What the task requires
Filter the lines below, keeping each one that holds "body".

Provided information

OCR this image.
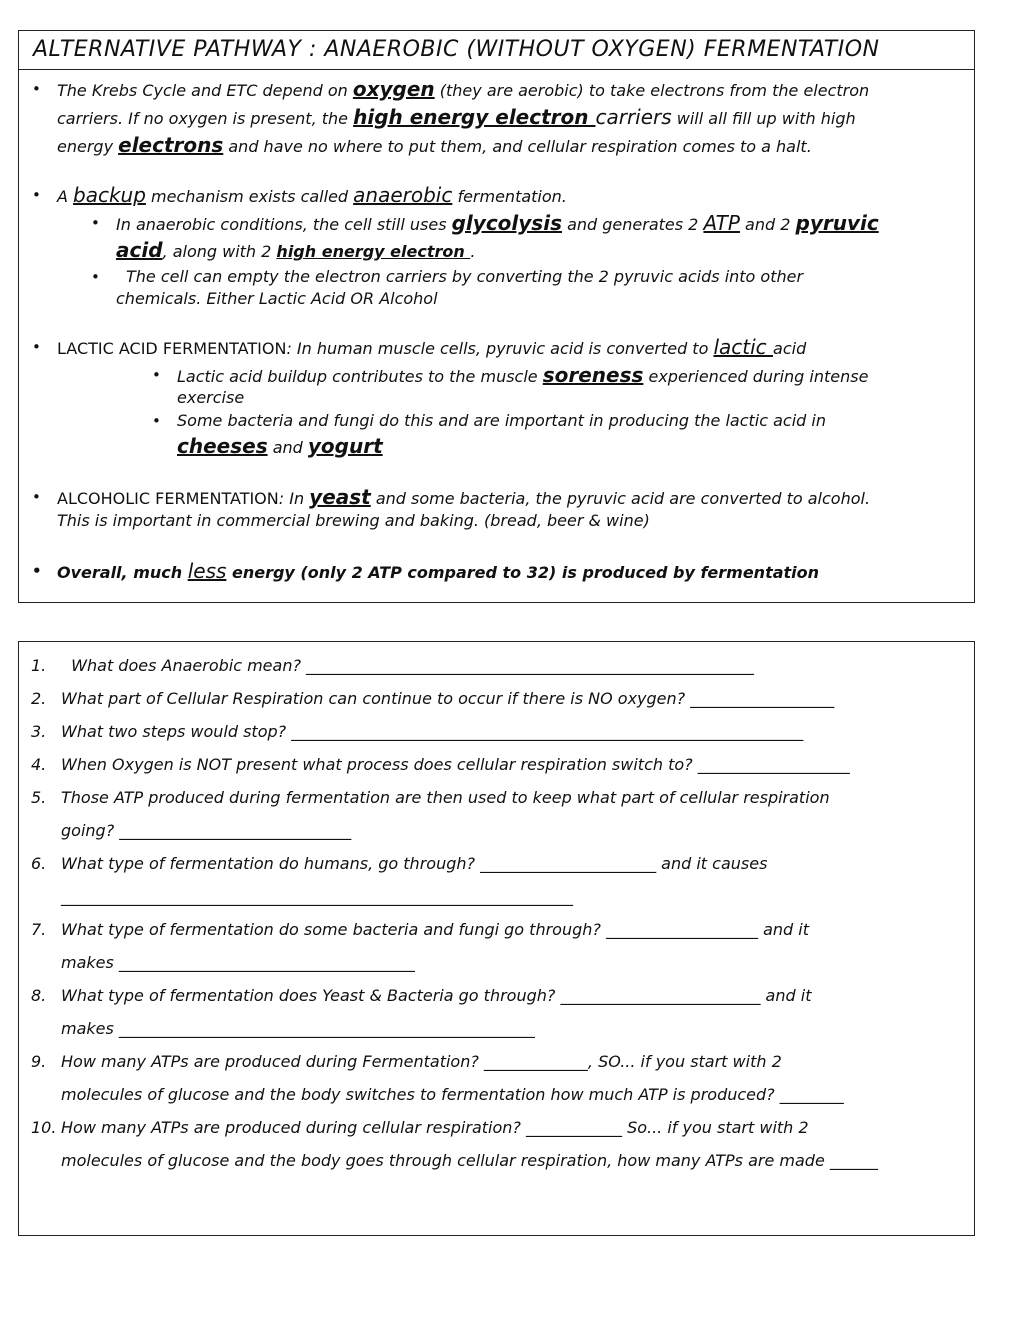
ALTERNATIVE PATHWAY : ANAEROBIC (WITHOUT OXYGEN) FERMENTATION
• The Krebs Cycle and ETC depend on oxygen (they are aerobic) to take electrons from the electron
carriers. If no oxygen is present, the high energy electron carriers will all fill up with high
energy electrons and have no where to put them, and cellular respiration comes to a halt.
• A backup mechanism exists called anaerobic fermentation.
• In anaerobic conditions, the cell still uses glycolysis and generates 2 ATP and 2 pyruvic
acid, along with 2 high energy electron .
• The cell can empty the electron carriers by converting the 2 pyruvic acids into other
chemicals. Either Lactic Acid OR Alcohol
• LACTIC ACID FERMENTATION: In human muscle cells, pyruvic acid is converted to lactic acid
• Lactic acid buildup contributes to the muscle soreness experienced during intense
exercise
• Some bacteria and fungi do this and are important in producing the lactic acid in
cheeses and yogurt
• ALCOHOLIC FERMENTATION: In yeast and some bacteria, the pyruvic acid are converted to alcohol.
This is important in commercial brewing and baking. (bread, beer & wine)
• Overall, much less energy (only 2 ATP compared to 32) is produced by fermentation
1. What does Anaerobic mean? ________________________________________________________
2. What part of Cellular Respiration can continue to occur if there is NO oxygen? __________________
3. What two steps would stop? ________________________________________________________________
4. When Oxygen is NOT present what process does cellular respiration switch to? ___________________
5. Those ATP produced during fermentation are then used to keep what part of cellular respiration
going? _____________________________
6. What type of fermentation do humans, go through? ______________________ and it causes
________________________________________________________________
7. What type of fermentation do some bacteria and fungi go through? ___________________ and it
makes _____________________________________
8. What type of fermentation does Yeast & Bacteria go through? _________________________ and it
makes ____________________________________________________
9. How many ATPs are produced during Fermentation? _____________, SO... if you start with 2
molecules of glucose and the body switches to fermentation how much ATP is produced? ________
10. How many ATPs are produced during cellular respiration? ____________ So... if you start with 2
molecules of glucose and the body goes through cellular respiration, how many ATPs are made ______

Task response
molecules of glucose and the body switches to fermentation how much ATP is produced? ________
molecules of glucose and the body goes through cellular respiration, how many ATPs are made ______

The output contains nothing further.